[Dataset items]
• • • •

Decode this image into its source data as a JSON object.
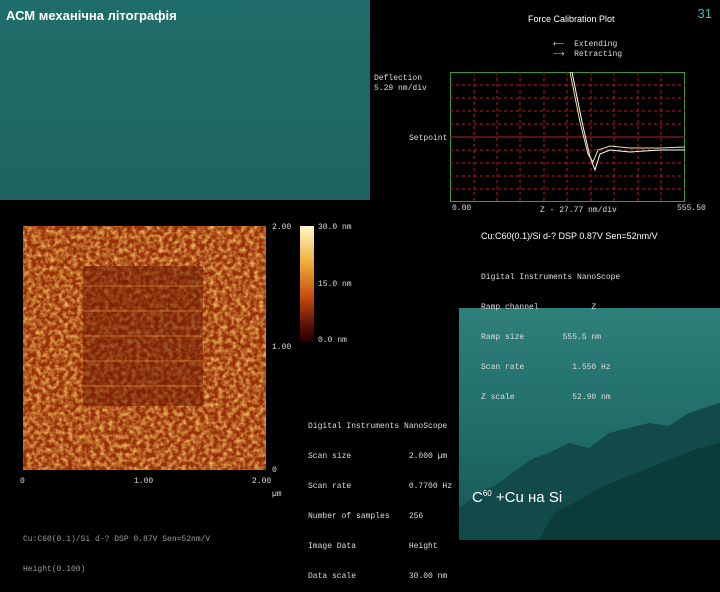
{
  "slide": {
    "title": "АСМ механічна літографія",
    "page_number": "31"
  },
  "force_plot": {
    "title": "Force Calibration Plot",
    "legend": [
      "Extending",
      "Retracting"
    ],
    "y_label_1": "Deflection",
    "y_label_2": "5.29 nm/div",
    "setpoint_label": "Setpoint",
    "x_min": "0.00",
    "x_max": "555.50",
    "x_label": "Z - 27.77 nm/div",
    "caption": "Cu:C60(0.1)/Si d-? DSP 0.87V Sen=52nm/V",
    "info": [
      "Digital Instruments NanoScope",
      "Ramp channel           Z",
      "Ramp size        555.5 nm",
      "Scan rate          1.550 Hz",
      "Z scale            52.90 nm"
    ]
  },
  "afm_image": {
    "y_ticks": [
      "2.00",
      "1.00",
      "0"
    ],
    "x_ticks": [
      "0",
      "1.00",
      "2.00"
    ],
    "x_unit": "µm",
    "colorbar_ticks": [
      "30.0 nm",
      "15.0 nm",
      "0.0 nm"
    ],
    "info": [
      "Digital Instruments NanoScope",
      "Scan size            2.000 µm",
      "Scan rate            0.7700 Hz",
      "Number of samples    256",
      "Image Data           Height",
      "Data scale           30.00 nm"
    ],
    "caption_lines": [
      "Cu:C60(0.1)/Si d-? DSP 0.87V Sen=52nm/V",
      "Height(0.100)"
    ]
  },
  "bottom_caption": {
    "c": "C",
    "sub": "60",
    "rest": " +Cu на Si"
  }
}
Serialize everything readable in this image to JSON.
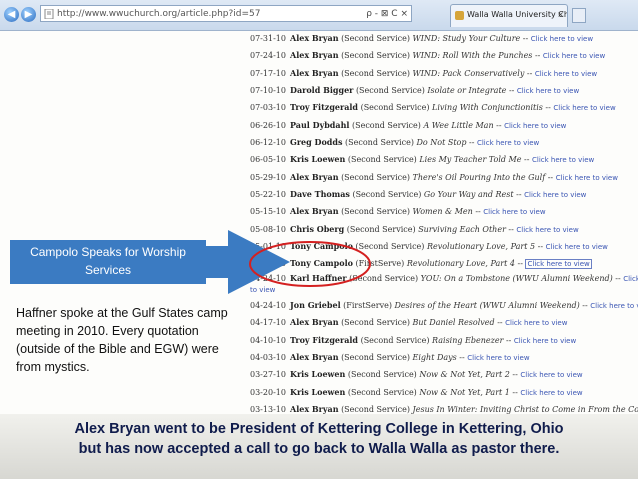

• • • •

TO BE DONE |
Reproduce every record above exactly, but leave out the pictures.

RESULT OF THIS EXERCISE |
Decode this image into its source data as a JSON object.
{
  "slide": {
    "title": "АСМ механічна літографія",
    "page_number": "31"
  },
  "force_plot": {
    "title": "Force Calibration Plot",
    "legend": [
      "Extending",
      "Retracting"
    ],
    "y_label_1": "Deflection",
    "y_label_2": "5.29 nm/div",
    "setpoint_label": "Setpoint",
    "x_min": "0.00",
    "x_max": "555.50",
    "x_label": "Z - 27.77 nm/div",
    "caption": "Cu:C60(0.1)/Si d-? DSP 0.87V Sen=52nm/V",
    "info": [
      "Digital Instruments NanoScope",
      "Ramp channel           Z",
      "Ramp size        555.5 nm",
      "Scan rate          1.550 Hz",
      "Z scale            52.90 nm"
    ]
  },
  "afm_image": {
    "y_ticks": [
      "2.00",
      "1.00",
      "0"
    ],
    "x_ticks": [
      "0",
      "1.00",
      "2.00"
    ],
    "x_unit": "µm",
    "colorbar_ticks": [
      "30.0 nm",
      "15.0 nm",
      "0.0 nm"
    ],
    "info": [
      "Digital Instruments NanoScope",
      "Scan size            2.000 µm",
      "Scan rate            0.7700 Hz",
      "Number of samples    256",
      "Image Data           Height",
      "Data scale           30.00 nm"
    ],
    "caption_lines": [
      "Cu:C60(0.1)/Si d-? DSP 0.87V Sen=52nm/V",
      "Height(0.100)"
    ]
  },
  "bottom_caption": {
    "c": "C",
    "sub": "60",
    "rest": " +Cu на Si"
  }
}
Serialize everything readable in this image to JSON.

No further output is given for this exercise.